— Отрывок текста —
Деревья и провода на фоне синего неба, транспорт на оживленной городской улице, люди, спешащие по своим делам. Рисунки Савелия Маничева, 19-летнего петербуржца, поражают любовью к мелочам и узнаваемой атмосферой города на Неве. Интересно было бы увидеть эти работы все вместе на выставке, а не разглядывать по одной в паблике социальной сети. Еще Савелия интересно читать — подряд или выбирая что-то себе по вкусу: он связно и интересно пишет в своем сетевом дневнике о себе и окружающей действительности, о задачах, которые пытается решать. И насколько непросто ему это дается.
Непросто, потому что однажды суд уже ответил на вопрос о Савелии, заданный администрацией Южно-Приморского муниципального района Петербурга. В декабре 2021 года юноша был признан недееспособным. Но в апелляции решение не устояло — еще через год Савелий был признан дееспособным ограниченно. А теперь грядет новое судебное дело: опека вышла с кассацией и второе решение тоже было отменено. Да, это непростая коллизия, о которой нужно рассказать по порядку.
Кто я такой
«Я художник-самоучка», — так Савелий отвечает на просьбу рассказать о себе. И добавляет, что рисует для души, называя свои рисунки «детскими». Говорит, что способность к рисованию передалась ему от покойной мамы.
«Частично я еще писатель, автор блога “Савушкин дневник”», — еще одно актуальное самоопределение Савелия.

— Задание —
Верните из отрывка о Савелии Маничеве дословно всё от «Непросто, потому что» и до «от покойной мамы.». Следующие далее данные представляют собой отдельный материал, не связанный с отрывком.

— Блок данных —
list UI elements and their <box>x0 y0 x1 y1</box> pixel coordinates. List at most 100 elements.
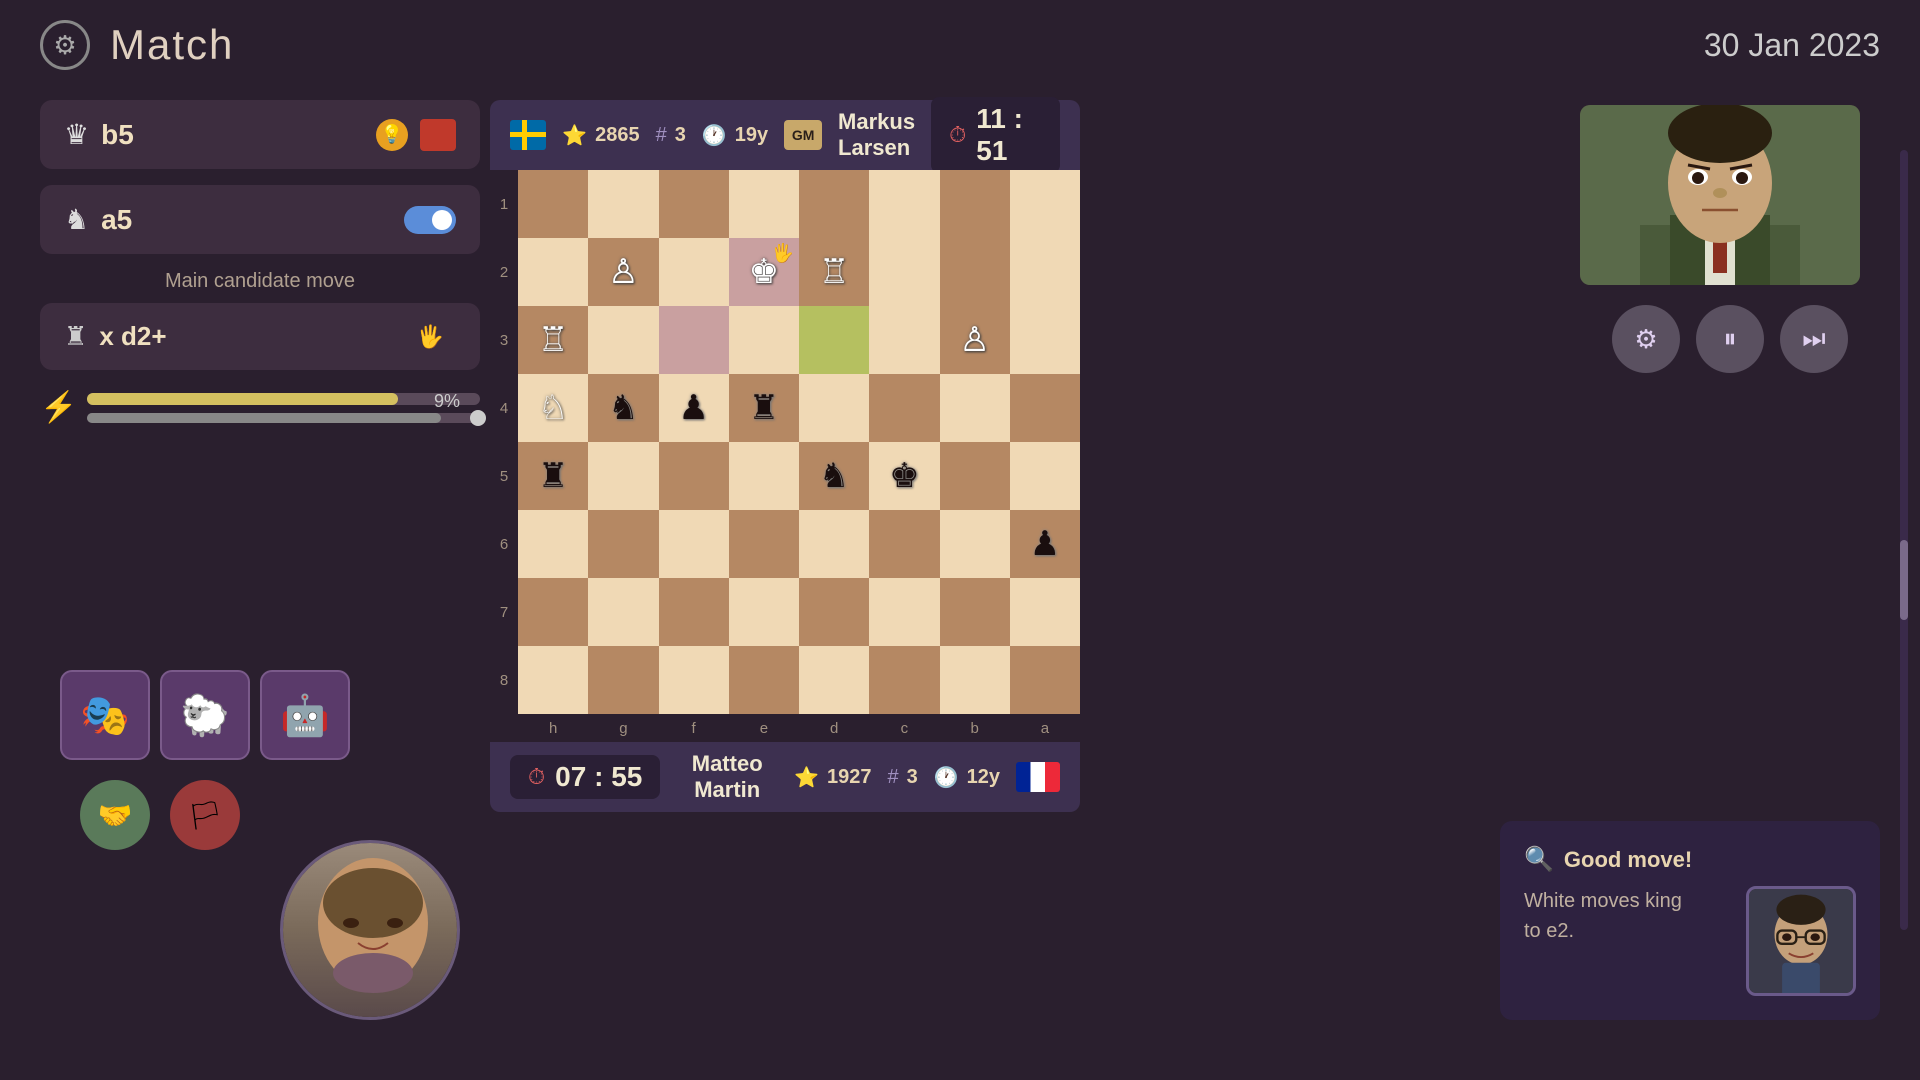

— Решение задания —
Непросто, потому что однажды суд уже ответил на вопрос о Савелии, заданный администрацией Южно-Приморского муниципального района Петербурга. В декабре 2021 года юноша был признан недееспособным. Но в апелляции решение не устояло — еще через год Савелий был признан дееспособным ограниченно. А теперь грядет новое судебное дело: опека вышла с кассацией и второе решение тоже было отменено. Да, это непростая коллизия, о которой нужно рассказать по порядку.
Кто я такой
«Я художник-самоучка», — так Савелий отвечает на просьбу рассказать о себе. И добавляет, что рисует для души, называя свои рисунки «детскими». Говорит, что способность к рисованию передалась ему от покойной мамы.